**** ENTRIES SHOWN

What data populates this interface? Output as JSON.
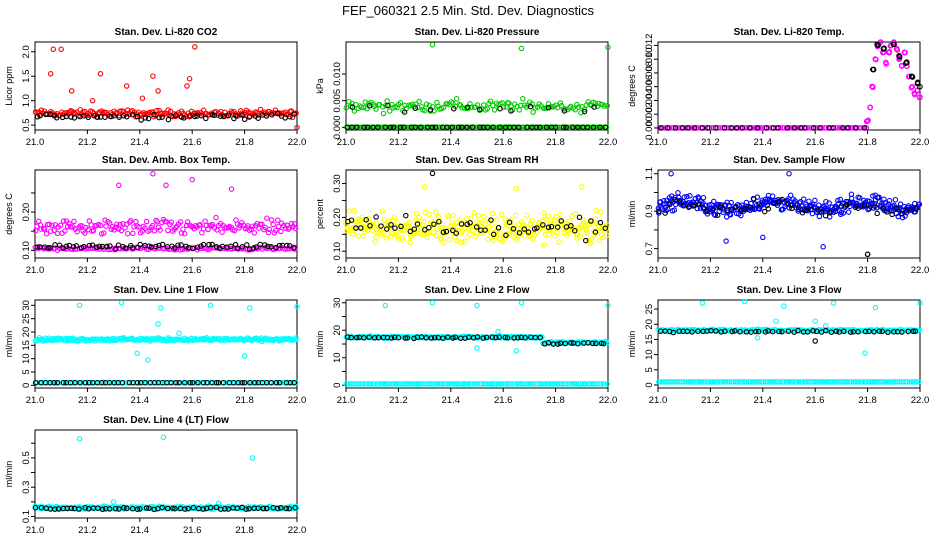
{
  "main_title": "FEF_060321  2.5 Min. Std. Dev. Diagnostics",
  "colors": {
    "red": "#ff0000",
    "green": "#00cc00",
    "magenta": "#ff00ff",
    "yellow": "#ffff00",
    "blue": "#0000ff",
    "cyan": "#00ffff",
    "black": "#000000"
  },
  "chart_data": [
    {
      "type": "scatter",
      "title": "Stan. Dev. Li-820 CO2",
      "xlabel": "",
      "ylabel": "Licor ppm",
      "xlim": [
        21.0,
        22.0
      ],
      "ylim": [
        0.4,
        2.2
      ],
      "xticks": [
        "21.0",
        "21.2",
        "21.4",
        "21.6",
        "21.8",
        "22.0"
      ],
      "yticks": [
        0.5,
        1.0,
        1.5,
        2.0
      ],
      "ytick_labels": [
        "0.5",
        "1.0",
        "1.5",
        "2.0"
      ],
      "series": [
        {
          "name": "all",
          "color": "red",
          "pattern": "band",
          "base": 0.74,
          "spread": 0.1,
          "count": 170,
          "outliers": [
            [
              21.07,
              2.05
            ],
            [
              21.1,
              2.05
            ],
            [
              21.06,
              1.55
            ],
            [
              21.14,
              1.2
            ],
            [
              21.25,
              1.55
            ],
            [
              21.35,
              1.3
            ],
            [
              21.45,
              1.5
            ],
            [
              21.47,
              1.2
            ],
            [
              21.58,
              1.3
            ],
            [
              21.59,
              1.45
            ],
            [
              21.61,
              2.1
            ],
            [
              21.22,
              1.0
            ],
            [
              21.41,
              1.05
            ],
            [
              22.0,
              0.45
            ]
          ]
        },
        {
          "name": "sampled",
          "color": "black",
          "pattern": "band",
          "base": 0.68,
          "spread": 0.09,
          "count": 60,
          "outliers": []
        }
      ]
    },
    {
      "type": "scatter",
      "title": "Stan. Dev. Li-820 Pressure",
      "xlabel": "",
      "ylabel": "kPa",
      "xlim": [
        21.0,
        22.0
      ],
      "ylim": [
        -0.0005,
        0.016
      ],
      "xticks": [
        "21.0",
        "21.2",
        "21.4",
        "21.6",
        "21.8",
        "22.0"
      ],
      "yticks": [
        0.0,
        0.005,
        0.01
      ],
      "ytick_labels": [
        "0.000",
        "0.005",
        "0.010"
      ],
      "series": [
        {
          "name": "zero",
          "color": "green",
          "pattern": "flat",
          "base": 0.0,
          "spread": 0.0,
          "count": 150,
          "outliers": []
        },
        {
          "name": "all",
          "color": "green",
          "pattern": "band",
          "base": 0.004,
          "spread": 0.0017,
          "count": 140,
          "outliers": [
            [
              21.33,
              0.0155
            ],
            [
              21.67,
              0.0148
            ],
            [
              22.0,
              0.015
            ]
          ]
        },
        {
          "name": "sampled",
          "color": "black",
          "pattern": "flat",
          "base": 0.0,
          "spread": 0.0,
          "count": 50,
          "outliers": []
        },
        {
          "name": "sampled-high",
          "color": "black",
          "pattern": "band",
          "base": 0.0035,
          "spread": 0.0015,
          "count": 16,
          "outliers": []
        }
      ]
    },
    {
      "type": "scatter",
      "title": "Stan. Dev. Li-820 Temp.",
      "xlabel": "",
      "ylabel": "degrees C",
      "xlim": [
        21.0,
        22.0
      ],
      "ylim": [
        -0.0003,
        0.0125
      ],
      "xticks": [
        "21.0",
        "21.2",
        "21.4",
        "21.6",
        "21.8",
        "22.0"
      ],
      "yticks": [
        0.0,
        0.002,
        0.004,
        0.006,
        0.008,
        0.01,
        0.012
      ],
      "ytick_labels": [
        "0.000",
        "0.002",
        "0.004",
        "0.006",
        "0.008",
        "0.010",
        "0.012"
      ],
      "series": [
        {
          "name": "zero",
          "color": "magenta",
          "pattern": "flat",
          "base": 0.0,
          "spread": 0.0,
          "x_range": [
            21.0,
            21.8
          ],
          "count": 95,
          "outliers": []
        },
        {
          "name": "zero-sampled",
          "color": "black",
          "pattern": "flat",
          "base": 0.0,
          "spread": 0.0,
          "x_range": [
            21.0,
            21.8
          ],
          "count": 30,
          "outliers": []
        },
        {
          "name": "spike",
          "color": "magenta",
          "pattern": "curve",
          "points": [
            [
              21.8,
              0.001
            ],
            [
              21.81,
              0.003
            ],
            [
              21.82,
              0.006
            ],
            [
              21.83,
              0.01
            ],
            [
              21.84,
              0.012
            ],
            [
              21.85,
              0.0125
            ],
            [
              21.86,
              0.011
            ],
            [
              21.87,
              0.0095
            ],
            [
              21.88,
              0.011
            ],
            [
              21.89,
              0.012
            ],
            [
              21.9,
              0.0125
            ],
            [
              21.91,
              0.0115
            ],
            [
              21.92,
              0.01
            ],
            [
              21.93,
              0.009
            ],
            [
              21.94,
              0.011
            ],
            [
              21.95,
              0.009
            ],
            [
              21.96,
              0.0075
            ],
            [
              21.97,
              0.006
            ],
            [
              21.98,
              0.005
            ],
            [
              21.99,
              0.0055
            ],
            [
              22.0,
              0.0045
            ]
          ]
        },
        {
          "name": "spike-sampled",
          "color": "black",
          "pattern": "curve",
          "points": [
            [
              21.82,
              0.0085
            ],
            [
              21.84,
              0.012
            ],
            [
              21.86,
              0.0115
            ],
            [
              21.9,
              0.0122
            ],
            [
              21.92,
              0.0105
            ],
            [
              21.95,
              0.0095
            ],
            [
              21.97,
              0.0075
            ],
            [
              21.99,
              0.0065
            ],
            [
              22.0,
              0.006
            ]
          ]
        }
      ]
    },
    {
      "type": "scatter",
      "title": "Stan. Dev. Amb. Box Temp.",
      "xlabel": "",
      "ylabel": "degrees C",
      "xlim": [
        21.0,
        22.0
      ],
      "ylim": [
        0.08,
        0.31
      ],
      "xticks": [
        "21.0",
        "21.2",
        "21.4",
        "21.6",
        "21.8",
        "22.0"
      ],
      "yticks": [
        0.1,
        0.15,
        0.2,
        0.25
      ],
      "ytick_labels": [
        "0.10",
        "",
        "0.20",
        ""
      ],
      "series": [
        {
          "name": "upper",
          "color": "magenta",
          "pattern": "band",
          "base": 0.16,
          "spread": 0.03,
          "count": 170,
          "outliers": [
            [
              21.45,
              0.3
            ],
            [
              21.6,
              0.285
            ],
            [
              21.32,
              0.27
            ],
            [
              21.5,
              0.27
            ],
            [
              21.75,
              0.26
            ]
          ]
        },
        {
          "name": "lower",
          "color": "magenta",
          "pattern": "band",
          "base": 0.105,
          "spread": 0.006,
          "count": 120,
          "outliers": []
        },
        {
          "name": "sampled",
          "color": "black",
          "pattern": "band",
          "base": 0.11,
          "spread": 0.008,
          "count": 70,
          "outliers": []
        }
      ]
    },
    {
      "type": "scatter",
      "title": "Stan. Dev. Gas Stream RH",
      "xlabel": "",
      "ylabel": "percent",
      "xlim": [
        21.0,
        22.0
      ],
      "ylim": [
        0.08,
        0.34
      ],
      "xticks": [
        "21.0",
        "21.2",
        "21.4",
        "21.6",
        "21.8",
        "22.0"
      ],
      "yticks": [
        0.1,
        0.15,
        0.2,
        0.25,
        0.3
      ],
      "ytick_labels": [
        "0.10",
        "",
        "0.20",
        "",
        "0.30"
      ],
      "series": [
        {
          "name": "all",
          "color": "yellow",
          "pattern": "band",
          "base": 0.17,
          "spread": 0.06,
          "count": 320,
          "outliers": [
            [
              21.65,
              0.285
            ],
            [
              21.9,
              0.29
            ],
            [
              21.3,
              0.29
            ]
          ]
        },
        {
          "name": "sampled",
          "color": "black",
          "pattern": "band",
          "base": 0.17,
          "spread": 0.05,
          "count": 55,
          "outliers": [
            [
              21.33,
              0.33
            ]
          ]
        }
      ]
    },
    {
      "type": "scatter",
      "title": "Stan. Dev. Sample Flow",
      "xlabel": "",
      "ylabel": "ml/min",
      "xlim": [
        21.0,
        22.0
      ],
      "ylim": [
        0.65,
        1.12
      ],
      "xticks": [
        "21.0",
        "21.2",
        "21.4",
        "21.6",
        "21.8",
        "22.0"
      ],
      "yticks": [
        0.7,
        0.8,
        0.9,
        1.0,
        1.1
      ],
      "ytick_labels": [
        "0.7",
        "",
        "0.9",
        "",
        "1.1"
      ],
      "series": [
        {
          "name": "all",
          "color": "blue",
          "pattern": "wave",
          "base": 0.93,
          "spread": 0.06,
          "count": 330,
          "outliers": [
            [
              21.05,
              1.1
            ],
            [
              21.5,
              1.1
            ],
            [
              21.26,
              0.74
            ],
            [
              21.4,
              0.76
            ],
            [
              21.63,
              0.71
            ],
            [
              21.8,
              0.67
            ]
          ]
        },
        {
          "name": "sampled",
          "color": "black",
          "pattern": "wave",
          "base": 0.92,
          "spread": 0.05,
          "count": 55,
          "outliers": [
            [
              21.8,
              0.67
            ]
          ]
        }
      ]
    },
    {
      "type": "scatter",
      "title": "Stan. Dev. Line 1 Flow",
      "xlabel": "",
      "ylabel": "ml/min",
      "xlim": [
        21.0,
        22.0
      ],
      "ylim": [
        -1,
        32
      ],
      "xticks": [
        "21.0",
        "21.2",
        "21.4",
        "21.6",
        "21.8",
        "22.0"
      ],
      "yticks": [
        0,
        5,
        10,
        15,
        20,
        25,
        30
      ],
      "ytick_labels": [
        "0",
        "5",
        "10",
        "15",
        "20",
        "25",
        "30"
      ],
      "series": [
        {
          "name": "all",
          "color": "cyan",
          "pattern": "band",
          "base": 17.2,
          "spread": 0.8,
          "count": 260,
          "outliers": [
            [
              21.17,
              30
            ],
            [
              21.33,
              31
            ],
            [
              21.48,
              29
            ],
            [
              21.67,
              30
            ],
            [
              21.82,
              29
            ],
            [
              22.0,
              29.5
            ],
            [
              21.47,
              23
            ],
            [
              21.39,
              12
            ],
            [
              21.43,
              9.5
            ],
            [
              21.8,
              11
            ],
            [
              21.55,
              19.5
            ]
          ]
        },
        {
          "name": "zero",
          "color": "cyan",
          "pattern": "flat",
          "base": 1.0,
          "spread": 0.0,
          "count": 120,
          "outliers": []
        },
        {
          "name": "sampled",
          "color": "black",
          "pattern": "flat",
          "base": 1.0,
          "spread": 0.0,
          "count": 60,
          "outliers": []
        }
      ]
    },
    {
      "type": "scatter",
      "title": "Stan. Dev. Line 2 Flow",
      "xlabel": "",
      "ylabel": "ml/min",
      "xlim": [
        21.0,
        22.0
      ],
      "ylim": [
        -1,
        31
      ],
      "xticks": [
        "21.0",
        "21.2",
        "21.4",
        "21.6",
        "21.8",
        "22.0"
      ],
      "yticks": [
        0,
        5,
        10,
        15,
        20,
        25,
        30
      ],
      "ytick_labels": [
        "0",
        "",
        "10",
        "",
        "20",
        "",
        "30"
      ],
      "series": [
        {
          "name": "all",
          "color": "cyan",
          "pattern": "step",
          "base": 17.5,
          "base2": 15.5,
          "step_at": 21.75,
          "spread": 0.5,
          "count": 240,
          "outliers": [
            [
              21.15,
              29
            ],
            [
              21.33,
              30
            ],
            [
              21.5,
              29
            ],
            [
              21.67,
              30
            ],
            [
              22.0,
              29
            ],
            [
              21.5,
              13.5
            ],
            [
              21.65,
              12.5
            ],
            [
              21.58,
              19.5
            ]
          ]
        },
        {
          "name": "zero",
          "color": "cyan",
          "pattern": "flat",
          "base": 0.5,
          "spread": 0.0,
          "count": 140,
          "outliers": []
        },
        {
          "name": "sampled",
          "color": "black",
          "pattern": "step",
          "base": 17.3,
          "base2": 15.3,
          "step_at": 21.75,
          "spread": 0.4,
          "count": 60,
          "outliers": []
        }
      ]
    },
    {
      "type": "scatter",
      "title": "Stan. Dev. Line 3 Flow",
      "xlabel": "",
      "ylabel": "ml/min",
      "xlim": [
        21.0,
        22.0
      ],
      "ylim": [
        -1,
        28
      ],
      "xticks": [
        "21.0",
        "21.2",
        "21.4",
        "21.6",
        "21.8",
        "22.0"
      ],
      "yticks": [
        0,
        5,
        10,
        15,
        20,
        25
      ],
      "ytick_labels": [
        "0",
        "5",
        "10",
        "15",
        "20",
        "25"
      ],
      "series": [
        {
          "name": "all",
          "color": "cyan",
          "pattern": "band",
          "base": 18.0,
          "spread": 0.5,
          "count": 240,
          "outliers": [
            [
              21.17,
              27
            ],
            [
              21.33,
              27.5
            ],
            [
              21.48,
              26
            ],
            [
              21.67,
              27
            ],
            [
              21.83,
              25.5
            ],
            [
              22.0,
              27
            ],
            [
              21.6,
              21
            ],
            [
              21.64,
              19.5
            ],
            [
              21.79,
              10.5
            ],
            [
              21.38,
              15.5
            ],
            [
              21.45,
              21
            ]
          ]
        },
        {
          "name": "zero",
          "color": "cyan",
          "pattern": "flat",
          "base": 1.0,
          "spread": 0.0,
          "count": 140,
          "outliers": []
        },
        {
          "name": "sampled",
          "color": "black",
          "pattern": "band",
          "base": 17.6,
          "spread": 0.4,
          "count": 55,
          "outliers": [
            [
              21.6,
              14.5
            ]
          ]
        }
      ]
    },
    {
      "type": "scatter",
      "title": "Stan. Dev. Line 4 (LT) Flow",
      "xlabel": "",
      "ylabel": "ml/min",
      "xlim": [
        21.0,
        22.0
      ],
      "ylim": [
        0.09,
        0.69
      ],
      "xticks": [
        "21.0",
        "21.2",
        "21.4",
        "21.6",
        "21.8",
        "22.0"
      ],
      "yticks": [
        0.1,
        0.2,
        0.3,
        0.4,
        0.5,
        0.6
      ],
      "ytick_labels": [
        "0.1",
        "",
        "0.3",
        "",
        "0.5",
        ""
      ],
      "series": [
        {
          "name": "all",
          "color": "cyan",
          "pattern": "band",
          "base": 0.16,
          "spread": 0.015,
          "count": 280,
          "outliers": [
            [
              21.17,
              0.63
            ],
            [
              21.49,
              0.64
            ],
            [
              21.83,
              0.5
            ],
            [
              21.3,
              0.2
            ],
            [
              21.7,
              0.19
            ]
          ]
        },
        {
          "name": "sampled",
          "color": "black",
          "pattern": "band",
          "base": 0.155,
          "spread": 0.012,
          "count": 60,
          "outliers": []
        }
      ]
    }
  ]
}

********

(TASK OBJECTIVE): Copy every line in the listing above where the string "Temp" turns up.

(THE OUTPUT):
      "title": "Stan. Dev. Li-820 Temp.",
      "title": "Stan. Dev. Amb. Box Temp.",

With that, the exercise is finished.